▶ [Extracted material]

════

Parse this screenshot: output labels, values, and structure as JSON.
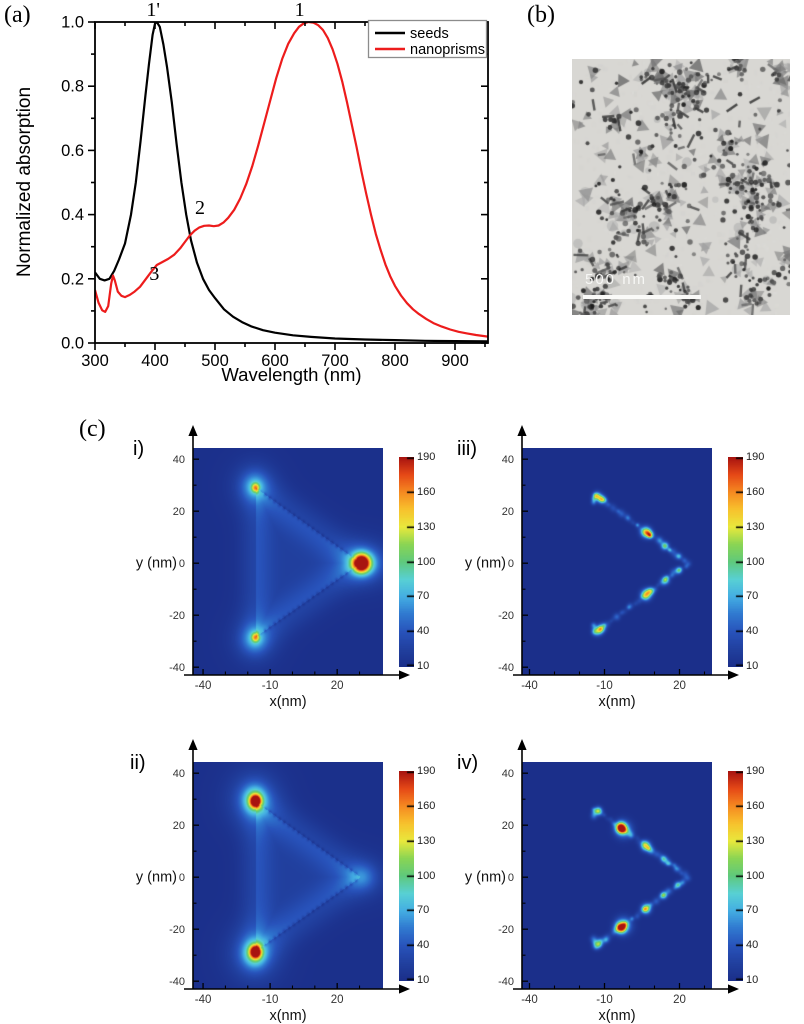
{
  "labels": {
    "a": "(a)",
    "b": "(b)",
    "c": "(c)",
    "i": "i)",
    "ii": "ii)",
    "iii": "iii)",
    "iv": "iv)"
  },
  "panel_b": {
    "scale_bar": "500 nm"
  },
  "colormap": {
    "stops": [
      [
        10,
        "#1b2f8a"
      ],
      [
        25,
        "#21409f"
      ],
      [
        40,
        "#2853bb"
      ],
      [
        55,
        "#3079d0"
      ],
      [
        70,
        "#44aee3"
      ],
      [
        85,
        "#58d0d4"
      ],
      [
        100,
        "#5fc97c"
      ],
      [
        115,
        "#8ad554"
      ],
      [
        130,
        "#e9e93d"
      ],
      [
        145,
        "#f7c22d"
      ],
      [
        160,
        "#f68a21"
      ],
      [
        175,
        "#e64917"
      ],
      [
        190,
        "#a81410"
      ]
    ]
  },
  "chart_data": [
    {
      "id": "absorption-spectra",
      "type": "line",
      "xlabel": "Wavelength (nm)",
      "ylabel": "Normalized absorption",
      "xlim": [
        300,
        955
      ],
      "ylim": [
        0.0,
        1.0
      ],
      "x_ticks": [
        300,
        400,
        500,
        600,
        700,
        800,
        900
      ],
      "x_minor_ticks": [
        350,
        450,
        550,
        650,
        750,
        850,
        950
      ],
      "y_ticks": [
        0.0,
        0.2,
        0.4,
        0.6,
        0.8,
        1.0
      ],
      "y_minor_ticks": [
        0.1,
        0.3,
        0.5,
        0.7,
        0.9
      ],
      "grid": false,
      "legend": {
        "position": "top-right",
        "entries": [
          {
            "label": "seeds",
            "color": "#000000"
          },
          {
            "label": "nanoprisms",
            "color": "#ed1c1c"
          }
        ]
      },
      "annotations": [
        {
          "text": "1'",
          "wavelength": 397,
          "position": "above-top-axis"
        },
        {
          "text": "1",
          "wavelength": 641,
          "position": "above-top-axis"
        },
        {
          "text": "2",
          "wavelength": 475,
          "absorption": 0.42,
          "position": "in-plot"
        },
        {
          "text": "3",
          "wavelength": 399,
          "absorption": 0.215,
          "position": "in-plot"
        }
      ],
      "series": [
        {
          "name": "seeds",
          "color": "#000000",
          "points": [
            [
              300,
              0.22
            ],
            [
              308,
              0.2
            ],
            [
              316,
              0.195
            ],
            [
              324,
              0.2
            ],
            [
              332,
              0.225
            ],
            [
              340,
              0.26
            ],
            [
              350,
              0.31
            ],
            [
              360,
              0.4
            ],
            [
              368,
              0.5
            ],
            [
              376,
              0.63
            ],
            [
              384,
              0.77
            ],
            [
              390,
              0.87
            ],
            [
              396,
              0.96
            ],
            [
              400,
              0.995
            ],
            [
              403,
              1.0
            ],
            [
              408,
              0.985
            ],
            [
              414,
              0.93
            ],
            [
              420,
              0.86
            ],
            [
              428,
              0.75
            ],
            [
              436,
              0.62
            ],
            [
              444,
              0.5
            ],
            [
              452,
              0.4
            ],
            [
              460,
              0.32
            ],
            [
              470,
              0.25
            ],
            [
              480,
              0.2
            ],
            [
              490,
              0.165
            ],
            [
              500,
              0.14
            ],
            [
              515,
              0.105
            ],
            [
              530,
              0.082
            ],
            [
              545,
              0.065
            ],
            [
              560,
              0.052
            ],
            [
              580,
              0.04
            ],
            [
              600,
              0.032
            ],
            [
              630,
              0.024
            ],
            [
              660,
              0.019
            ],
            [
              700,
              0.014
            ],
            [
              750,
              0.011
            ],
            [
              800,
              0.009
            ],
            [
              850,
              0.007
            ],
            [
              900,
              0.006
            ],
            [
              955,
              0.005
            ]
          ]
        },
        {
          "name": "nanoprisms",
          "color": "#ed1c1c",
          "points": [
            [
              300,
              0.165
            ],
            [
              306,
              0.125
            ],
            [
              312,
              0.102
            ],
            [
              317,
              0.097
            ],
            [
              322,
              0.115
            ],
            [
              327,
              0.185
            ],
            [
              330,
              0.21
            ],
            [
              333,
              0.195
            ],
            [
              338,
              0.16
            ],
            [
              344,
              0.147
            ],
            [
              350,
              0.143
            ],
            [
              358,
              0.15
            ],
            [
              366,
              0.16
            ],
            [
              375,
              0.175
            ],
            [
              385,
              0.2
            ],
            [
              395,
              0.225
            ],
            [
              403,
              0.243
            ],
            [
              412,
              0.252
            ],
            [
              422,
              0.262
            ],
            [
              432,
              0.275
            ],
            [
              442,
              0.295
            ],
            [
              450,
              0.315
            ],
            [
              458,
              0.335
            ],
            [
              466,
              0.35
            ],
            [
              474,
              0.36
            ],
            [
              482,
              0.365
            ],
            [
              490,
              0.366
            ],
            [
              498,
              0.364
            ],
            [
              506,
              0.366
            ],
            [
              514,
              0.375
            ],
            [
              522,
              0.39
            ],
            [
              532,
              0.415
            ],
            [
              542,
              0.45
            ],
            [
              552,
              0.495
            ],
            [
              562,
              0.55
            ],
            [
              572,
              0.615
            ],
            [
              582,
              0.685
            ],
            [
              592,
              0.755
            ],
            [
              602,
              0.825
            ],
            [
              612,
              0.885
            ],
            [
              622,
              0.932
            ],
            [
              632,
              0.965
            ],
            [
              640,
              0.985
            ],
            [
              648,
              0.996
            ],
            [
              656,
              1.0
            ],
            [
              664,
              0.998
            ],
            [
              672,
              0.99
            ],
            [
              680,
              0.975
            ],
            [
              688,
              0.95
            ],
            [
              696,
              0.915
            ],
            [
              704,
              0.87
            ],
            [
              712,
              0.815
            ],
            [
              720,
              0.75
            ],
            [
              728,
              0.68
            ],
            [
              736,
              0.61
            ],
            [
              744,
              0.535
            ],
            [
              752,
              0.465
            ],
            [
              760,
              0.4
            ],
            [
              768,
              0.34
            ],
            [
              776,
              0.29
            ],
            [
              784,
              0.245
            ],
            [
              792,
              0.208
            ],
            [
              800,
              0.178
            ],
            [
              810,
              0.148
            ],
            [
              820,
              0.124
            ],
            [
              830,
              0.105
            ],
            [
              840,
              0.09
            ],
            [
              852,
              0.075
            ],
            [
              864,
              0.062
            ],
            [
              878,
              0.051
            ],
            [
              892,
              0.042
            ],
            [
              906,
              0.035
            ],
            [
              920,
              0.03
            ],
            [
              935,
              0.025
            ],
            [
              955,
              0.02
            ]
          ]
        }
      ]
    },
    {
      "id": "c-i",
      "type": "heatmap",
      "variant": "smooth",
      "seed": 5,
      "xlabel": "x(nm)",
      "ylabel": "y (nm)",
      "x_ticks": [
        -40,
        -10,
        20
      ],
      "x_minor_ticks": [
        -30,
        -20,
        0,
        10,
        30
      ],
      "y_ticks": [
        -40,
        -20,
        0,
        20,
        40
      ],
      "y_minor_ticks": [
        -30,
        -10,
        10,
        30
      ],
      "x_range": [
        -44.5,
        40.5
      ],
      "y_range": [
        -43,
        44.3
      ],
      "colorbar": {
        "min": 10,
        "max": 190,
        "ticks": [
          10,
          40,
          70,
          100,
          130,
          160,
          190
        ]
      },
      "triangle": {
        "A": [
          -16.5,
          29
        ],
        "B": [
          -16.5,
          -28.5
        ],
        "C": [
          30.5,
          0
        ]
      },
      "hotspots": [
        {
          "x": 30.8,
          "y": 0,
          "a": 175,
          "sx": 2.3,
          "sy": 2.1
        },
        {
          "x": 31.3,
          "y": 0,
          "a": 70,
          "sx": 4.2,
          "sy": 3.4
        },
        {
          "x": 32,
          "y": 0,
          "a": 28,
          "sx": 9,
          "sy": 6
        },
        {
          "x": -16.5,
          "y": 29,
          "a": 85,
          "sx": 1.2,
          "sy": 1.2
        },
        {
          "x": -16.7,
          "y": 29.4,
          "a": 35,
          "sx": 3.8,
          "sy": 3.5
        },
        {
          "x": -17,
          "y": 29.7,
          "a": 20,
          "sx": 7,
          "sy": 6.5
        },
        {
          "x": -16.5,
          "y": -28.5,
          "a": 85,
          "sx": 1.2,
          "sy": 1.2
        },
        {
          "x": -16.7,
          "y": -28.9,
          "a": 35,
          "sx": 3.8,
          "sy": 3.5
        },
        {
          "x": -17,
          "y": -29.2,
          "a": 20,
          "sx": 7,
          "sy": 6.5
        }
      ]
    },
    {
      "id": "c-iii",
      "type": "heatmap",
      "variant": "speckle",
      "seed": 9,
      "xlabel": "x(nm)",
      "ylabel": "y (nm)",
      "x_ticks": [
        -40,
        -10,
        20
      ],
      "x_minor_ticks": [
        -30,
        -20,
        0,
        10,
        30
      ],
      "y_ticks": [
        -40,
        -20,
        0,
        20,
        40
      ],
      "y_minor_ticks": [
        -30,
        -10,
        10,
        30
      ],
      "x_range": [
        -43,
        33
      ],
      "y_range": [
        -43,
        44.3
      ],
      "colorbar": {
        "min": 10,
        "max": 190,
        "ticks": [
          10,
          40,
          70,
          100,
          130,
          160,
          190
        ]
      },
      "triangle": {
        "A": [
          -14,
          26.6
        ],
        "B": [
          -14,
          -27
        ],
        "C": [
          23.5,
          0
        ]
      },
      "hotspots": [
        {
          "edge": "AC",
          "t": 0.03,
          "a": 60,
          "s": 1.2
        },
        {
          "edge": "AC",
          "t": 0.08,
          "a": 85,
          "s": 1.1
        },
        {
          "edge": "AC",
          "t": 0.55,
          "a": 120,
          "s": 1.4
        },
        {
          "edge": "AC",
          "t": 0.59,
          "a": 60,
          "s": 1.0
        },
        {
          "edge": "AC",
          "t": 0.75,
          "a": 80,
          "s": 1.1
        },
        {
          "edge": "AC",
          "t": 0.9,
          "a": 50,
          "s": 0.9
        },
        {
          "edge": "BC",
          "t": 0.03,
          "a": 60,
          "s": 1.2
        },
        {
          "edge": "BC",
          "t": 0.08,
          "a": 85,
          "s": 1.1
        },
        {
          "edge": "BC",
          "t": 0.55,
          "a": 120,
          "s": 1.4
        },
        {
          "edge": "BC",
          "t": 0.6,
          "a": 65,
          "s": 1.0
        },
        {
          "edge": "BC",
          "t": 0.76,
          "a": 80,
          "s": 1.1
        },
        {
          "edge": "BC",
          "t": 0.9,
          "a": 50,
          "s": 0.9
        }
      ]
    },
    {
      "id": "c-ii",
      "type": "heatmap",
      "variant": "smooth",
      "seed": 6,
      "xlabel": "x(nm)",
      "ylabel": "y (nm)",
      "x_ticks": [
        -40,
        -10,
        20
      ],
      "x_minor_ticks": [
        -30,
        -20,
        0,
        10,
        30
      ],
      "y_ticks": [
        -40,
        -20,
        0,
        20,
        40
      ],
      "y_minor_ticks": [
        -30,
        -10,
        10,
        30
      ],
      "x_range": [
        -44.5,
        40.5
      ],
      "y_range": [
        -43,
        44.3
      ],
      "colorbar": {
        "min": 10,
        "max": 190,
        "ticks": [
          10,
          40,
          70,
          100,
          130,
          160,
          190
        ]
      },
      "triangle": {
        "A": [
          -16.5,
          29
        ],
        "B": [
          -16.5,
          -28.5
        ],
        "C": [
          30.5,
          0
        ]
      },
      "hotspots": [
        {
          "x": -16.5,
          "y": 29.2,
          "a": 170,
          "sx": 1.6,
          "sy": 1.6
        },
        {
          "x": -16.8,
          "y": 29.6,
          "a": 65,
          "sx": 3.6,
          "sy": 3.6
        },
        {
          "x": -17.1,
          "y": 29.9,
          "a": 30,
          "sx": 8,
          "sy": 7.5
        },
        {
          "x": -16.5,
          "y": -28.7,
          "a": 170,
          "sx": 1.6,
          "sy": 1.6
        },
        {
          "x": -16.8,
          "y": -29.1,
          "a": 65,
          "sx": 3.6,
          "sy": 3.6
        },
        {
          "x": -17.1,
          "y": -29.4,
          "a": 30,
          "sx": 8,
          "sy": 7.5
        },
        {
          "x": 30.5,
          "y": 0,
          "a": 24,
          "sx": 4.5,
          "sy": 3.5
        },
        {
          "x": 31,
          "y": 0,
          "a": 12,
          "sx": 9,
          "sy": 6
        }
      ]
    },
    {
      "id": "c-iv",
      "type": "heatmap",
      "variant": "speckle",
      "seed": 13,
      "xlabel": "x(nm)",
      "ylabel": "y (nm)",
      "x_ticks": [
        -40,
        -10,
        20
      ],
      "x_minor_ticks": [
        -30,
        -20,
        0,
        10,
        30
      ],
      "y_ticks": [
        -40,
        -20,
        0,
        20,
        40
      ],
      "y_minor_ticks": [
        -30,
        -10,
        10,
        30
      ],
      "x_range": [
        -43,
        33
      ],
      "y_range": [
        -43,
        44.3
      ],
      "colorbar": {
        "min": 10,
        "max": 190,
        "ticks": [
          10,
          40,
          70,
          100,
          130,
          160,
          190
        ]
      },
      "triangle": {
        "A": [
          -14,
          26.6
        ],
        "B": [
          -14,
          -27
        ],
        "C": [
          23.5,
          0
        ]
      },
      "hotspots": [
        {
          "edge": "AC",
          "t": 0.04,
          "a": 70,
          "s": 1.1
        },
        {
          "edge": "AC",
          "t": 0.28,
          "a": 155,
          "s": 1.4
        },
        {
          "edge": "AC",
          "t": 0.31,
          "a": 70,
          "s": 2.2
        },
        {
          "edge": "AC",
          "t": 0.55,
          "a": 115,
          "s": 1.3
        },
        {
          "edge": "AC",
          "t": 0.74,
          "a": 65,
          "s": 1.0
        },
        {
          "edge": "AC",
          "t": 0.88,
          "a": 40,
          "s": 0.9
        },
        {
          "edge": "BC",
          "t": 0.04,
          "a": 70,
          "s": 1.1
        },
        {
          "edge": "BC",
          "t": 0.28,
          "a": 155,
          "s": 1.4
        },
        {
          "edge": "BC",
          "t": 0.31,
          "a": 70,
          "s": 2.2
        },
        {
          "edge": "BC",
          "t": 0.55,
          "a": 115,
          "s": 1.3
        },
        {
          "edge": "BC",
          "t": 0.74,
          "a": 65,
          "s": 1.0
        },
        {
          "edge": "BC",
          "t": 0.88,
          "a": 40,
          "s": 0.9
        }
      ]
    }
  ]
}
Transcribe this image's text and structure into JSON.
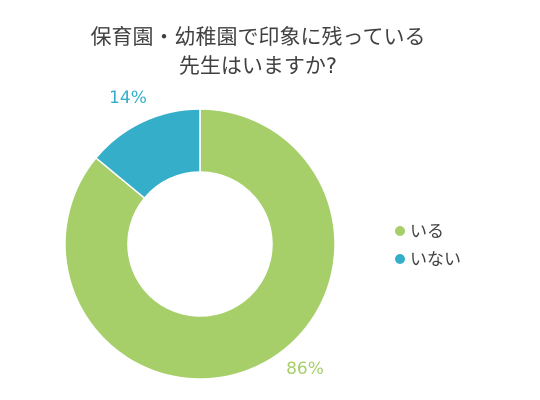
{
  "chart_data": {
    "type": "pie",
    "title_lines": [
      "保育園・幼稚園で印象に残っている",
      "先生はいますか?"
    ],
    "series": [
      {
        "name": "いる",
        "value": 86,
        "label": "86%",
        "color": "#a6cf6a"
      },
      {
        "name": "いない",
        "value": 14,
        "label": "14%",
        "color": "#35aec9"
      }
    ],
    "legend_placement": "right",
    "donut": true
  }
}
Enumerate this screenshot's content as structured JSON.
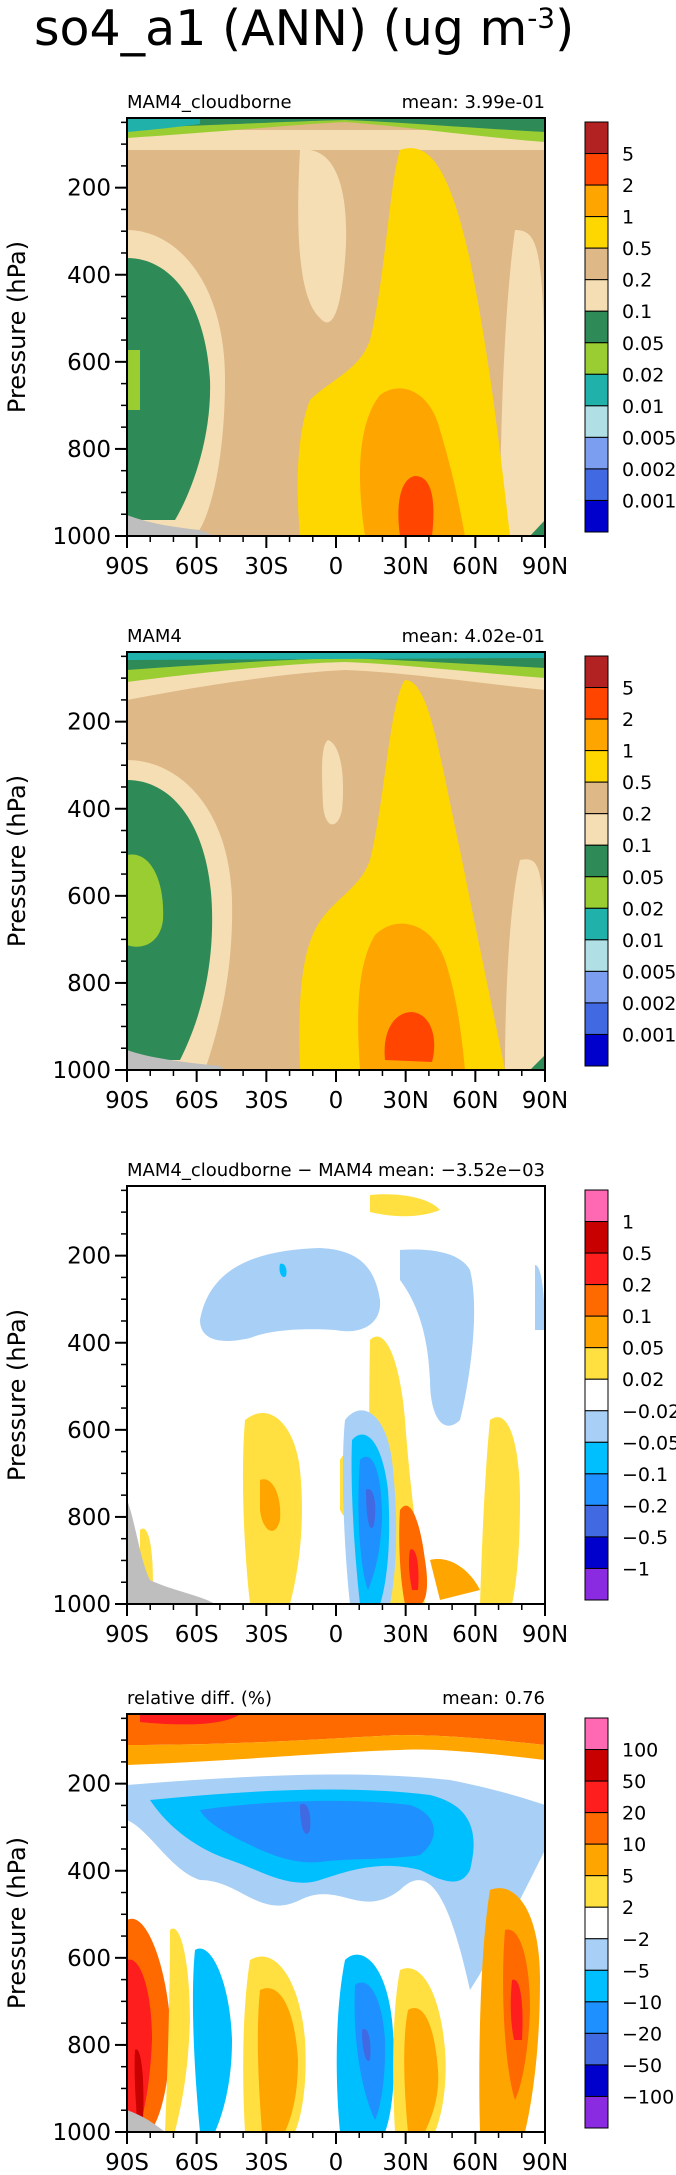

════

▶ [Problem to work on] Show every line above in which the word "text" occurs.

▶ [Response below]
          "text": "1'",
          "text": "1",
          "text": "2",
          "text": "3",
Transcribe this image's text and structure into JSON.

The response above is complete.